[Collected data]
•••
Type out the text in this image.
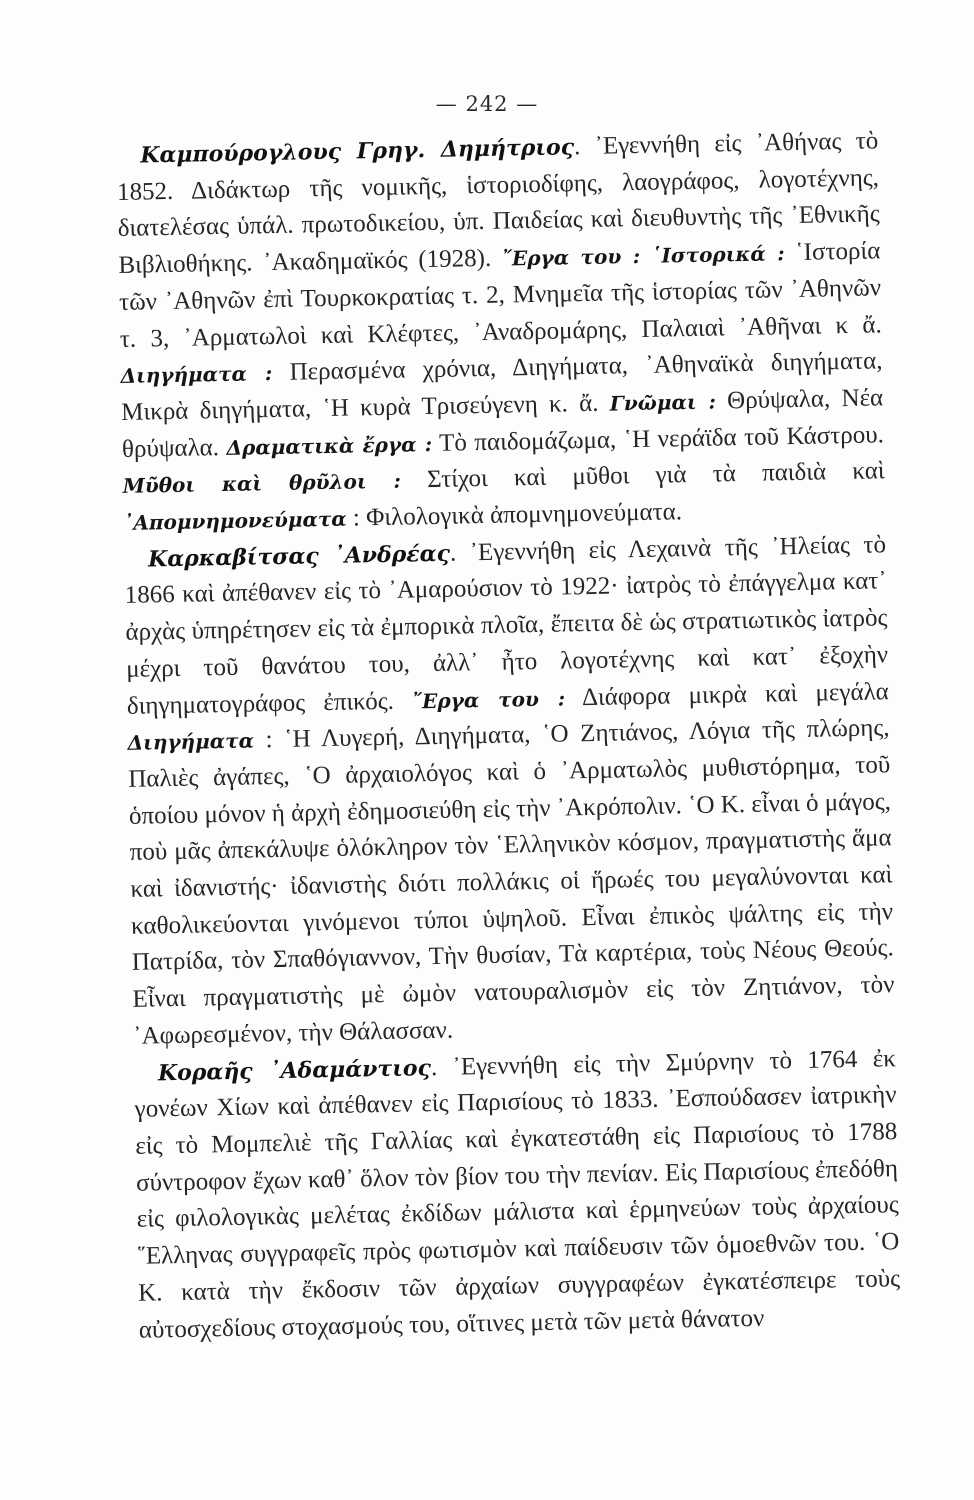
— 242 —

Καμπούρογλους Γρηγ. Δημήτριος. ᾿Εγεννήθη εἰς ᾿Αθήνας τὸ 1852. Διδάκτωρ τῆς νομικῆς, ἱστοριοδίφης, λαογράφος, λογοτέχνης, διατελέσας ὑπάλ. πρωτοδικείου, ὑπ. Παιδείας καὶ διευθυντὴς τῆς ᾿Εθνικῆς Βιβλιοθήκης. ᾿Ακαδημαϊκός (1928). ῎Εργα του : ῾Ιστορικά : ῾Ιστορία τῶν ᾿Αθηνῶν ἐπὶ Τουρκοκρατίας τ. 2, Μνημεῖα τῆς ἱστορίας τῶν ᾿Αθηνῶν τ. 3, ᾿Αρματωλοὶ καὶ Κλέφτες, ᾿Αναδρομάρης, Παλαιαὶ ᾿Αθῆναι κ ἄ. Διηγήματα : Περασμένα χρόνια, Διηγήματα, ᾿Αθηναϊκὰ διηγήματα, Μικρὰ διηγήματα, ῾Η κυρὰ Τρισεύγενη κ. ἄ. Γνῶμαι : Θρύψαλα, Νέα θρύψαλα. Δραματικὰ ἔργα : Τὸ παιδομάζωμα, ῾Η νεράϊδα τοῦ Κάστρου. Μῦθοι καὶ θρῦλοι : Στίχοι καὶ μῦθοι γιὰ τὰ παιδιὰ καὶ ᾿Απομνημονεύματα : Φιλολογικὰ ἀπομνημονεύματα.

Καρκαβίτσας ᾿Ανδρέας. ᾿Εγεννήθη εἰς Λεχαινὰ τῆς ᾿Ηλείας τὸ 1866 καὶ ἀπέθανεν εἰς τὸ ᾿Αμαρούσιον τὸ 1922· ἰατρὸς τὸ ἐπάγγελμα κατ᾿ ἀρχὰς ὑπηρέτησεν εἰς τὰ ἐμπορικὰ πλοῖα, ἔπειτα δὲ ὡς στρατιωτικὸς ἰατρὸς μέχρι τοῦ θανάτου του, ἀλλ᾿ ἦτο λογοτέχνης καὶ κατ᾿ ἐξοχὴν διηγηματογράφος ἐπικός. ῎Εργα του : Διάφορα μικρὰ καὶ μεγάλα Διηγήματα : ῾Η Λυγερή, Διηγήματα, ῾Ο Ζητιάνος, Λόγια τῆς πλώρης, Παλιὲς ἀγάπες, ῾Ο ἀρχαιολόγος καὶ ὁ ᾿Αρματωλὸς μυθιστόρημα, τοῦ ὁποίου μόνον ἡ ἀρχὴ ἐδημοσιεύθη εἰς τὴν ᾿Ακρόπολιν. ῾Ο Κ. εἶναι ὁ μάγος, ποὺ μᾶς ἀπεκάλυψε ὁλόκληρον τὸν ῾Ελληνικὸν κόσμον, πραγματιστὴς ἅμα καὶ ἰδανιστής· ἰδανιστὴς διότι πολλάκις οἱ ἥρωές του μεγαλύνονται καὶ καθολικεύονται γινόμενοι τύποι ὑψηλοῦ. Εἶναι ἐπικὸς ψάλτης εἰς τὴν Πατρίδα, τὸν Σπαθόγιαννον, Τὴν θυσίαν, Τὰ καρτέρια, τοὺς Νέους Θεούς. Εἶναι πραγματιστὴς μὲ ὠμὸν νατουραλισμὸν εἰς τὸν Ζητιάνον, τὸν ᾿Αφωρεσμένον, τὴν Θάλασσαν.

Κοραῆς ᾿Αδαμάντιος. ᾿Εγεννήθη εἰς τὴν Σμύρνην τὸ 1764 ἐκ γονέων Χίων καὶ ἀπέθανεν εἰς Παρισίους τὸ 1833. ᾿Εσπούδασεν ἰατρικὴν εἰς τὸ Μομπελιὲ τῆς Γαλλίας καὶ ἐγκατεστάθη εἰς Παρισίους τὸ 1788 σύντροφον ἔχων καθ᾿ ὅλον τὸν βίον του τὴν πενίαν. Εἰς Παρισίους ἐπεδόθη εἰς φιλολογικὰς μελέτας ἐκδίδων μάλιστα καὶ ἑρμηνεύων τοὺς ἀρχαίους ῞Ελληνας συγγραφεῖς πρὸς φωτισμὸν καὶ παίδευσιν τῶν ὁμοεθνῶν του. ῾Ο Κ. κατὰ τὴν ἔκδοσιν τῶν ἀρχαίων συγγραφέων ἐγκατέσπειρε τοὺς αὐτοσχεδίους στοχασμούς του, οἵτινες μετὰ τῶν μετὰ θάνατον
•••
*Written exercise*: Transcribe all the lines above exactly, apart from the pictures.

*Response to this task*:
Type out the text in this image.
— 242 —

Καμπούρογλους Γρηγ. Δημήτριος. ᾿Εγεννήθη εἰς ᾿Αθήνας τὸ 1852. Διδάκτωρ τῆς νομικῆς, ἱστοριοδίφης, λαογράφος, λογοτέχνης, διατελέσας ὑπάλ. πρωτοδικείου, ὑπ. Παιδείας καὶ διευθυντὴς τῆς ᾿Εθνικῆς Βιβλιοθήκης. ᾿Ακαδημαϊκός (1928). ῎Εργα του : ῾Ιστορικά : ῾Ιστορία τῶν ᾿Αθηνῶν ἐπὶ Τουρκοκρατίας τ. 2, Μνημεῖα τῆς ἱστορίας τῶν ᾿Αθηνῶν τ. 3, ᾿Αρματωλοὶ καὶ Κλέφτες, ᾿Αναδρομάρης, Παλαιαὶ ᾿Αθῆναι κ ἄ. Διηγήματα : Περασμένα χρόνια, Διηγήματα, ᾿Αθηναϊκὰ διηγήματα, Μικρὰ διηγήματα, ῾Η κυρὰ Τρισεύγενη κ. ἄ. Γνῶμαι : Θρύψαλα, Νέα θρύψαλα. Δραματικὰ ἔργα : Τὸ παιδομάζωμα, ῾Η νεράϊδα τοῦ Κάστρου. Μῦθοι καὶ θρῦλοι : Στίχοι καὶ μῦθοι γιὰ τὰ παιδιὰ καὶ ᾿Απομνημονεύματα : Φιλολογικὰ ἀπομνημονεύματα.

Καρκαβίτσας ᾿Ανδρέας. ᾿Εγεννήθη εἰς Λεχαινὰ τῆς ᾿Ηλείας τὸ 1866 καὶ ἀπέθανεν εἰς τὸ ᾿Αμαρούσιον τὸ 1922· ἰατρὸς τὸ ἐπάγγελμα κατ᾿ ἀρχὰς ὑπηρέτησεν εἰς τὰ ἐμπορικὰ πλοῖα, ἔπειτα δὲ ὡς στρατιωτικὸς ἰατρὸς μέχρι τοῦ θανάτου του, ἀλλ᾿ ἦτο λογοτέχνης καὶ κατ᾿ ἐξοχὴν διηγηματογράφος ἐπικός. ῎Εργα του : Διάφορα μικρὰ καὶ μεγάλα Διηγήματα : ῾Η Λυγερή, Διηγήματα, ῾Ο Ζητιάνος, Λόγια τῆς πλώρης, Παλιὲς ἀγάπες, ῾Ο ἀρχαιολόγος καὶ ὁ ᾿Αρματωλὸς μυθιστόρημα, τοῦ ὁποίου μόνον ἡ ἀρχὴ ἐδημοσιεύθη εἰς τὴν ᾿Ακρόπολιν. ῾Ο Κ. εἶναι ὁ μάγος, ποὺ μᾶς ἀπεκάλυψε ὁλόκληρον τὸν ῾Ελληνικὸν κόσμον, πραγματιστὴς ἅμα καὶ ἰδανιστής· ἰδανιστὴς διότι πολλάκις οἱ ἥρωές του μεγαλύνονται καὶ καθολικεύονται γινόμενοι τύποι ὑψηλοῦ. Εἶναι ἐπικὸς ψάλτης εἰς τὴν Πατρίδα, τὸν Σπαθόγιαννον, Τὴν θυσίαν, Τὰ καρτέρια, τοὺς Νέους Θεούς. Εἶναι πραγματιστὴς μὲ ὠμὸν νατουραλισμὸν εἰς τὸν Ζητιάνον, τὸν ᾿Αφωρεσμένον, τὴν Θάλασσαν.

Κοραῆς ᾿Αδαμάντιος. ᾿Εγεννήθη εἰς τὴν Σμύρνην τὸ 1764 ἐκ γονέων Χίων καὶ ἀπέθανεν εἰς Παρισίους τὸ 1833. ᾿Εσπούδασεν ἰατρικὴν εἰς τὸ Μομπελιὲ τῆς Γαλλίας καὶ ἐγκατεστάθη εἰς Παρισίους τὸ 1788 σύντροφον ἔχων καθ᾿ ὅλον τὸν βίον του τὴν πενίαν. Εἰς Παρισίους ἐπεδόθη εἰς φιλολογικὰς μελέτας ἐκδίδων μάλιστα καὶ ἑρμηνεύων τοὺς ἀρχαίους ῞Ελληνας συγγραφεῖς πρὸς φωτισμὸν καὶ παίδευσιν τῶν ὁμοεθνῶν του. ῾Ο Κ. κατὰ τὴν ἔκδοσιν τῶν ἀρχαίων συγγραφέων ἐγκατέσπειρε τοὺς αὐτοσχεδίους στοχασμούς του, οἵτινες μετὰ τῶν μετὰ θάνατον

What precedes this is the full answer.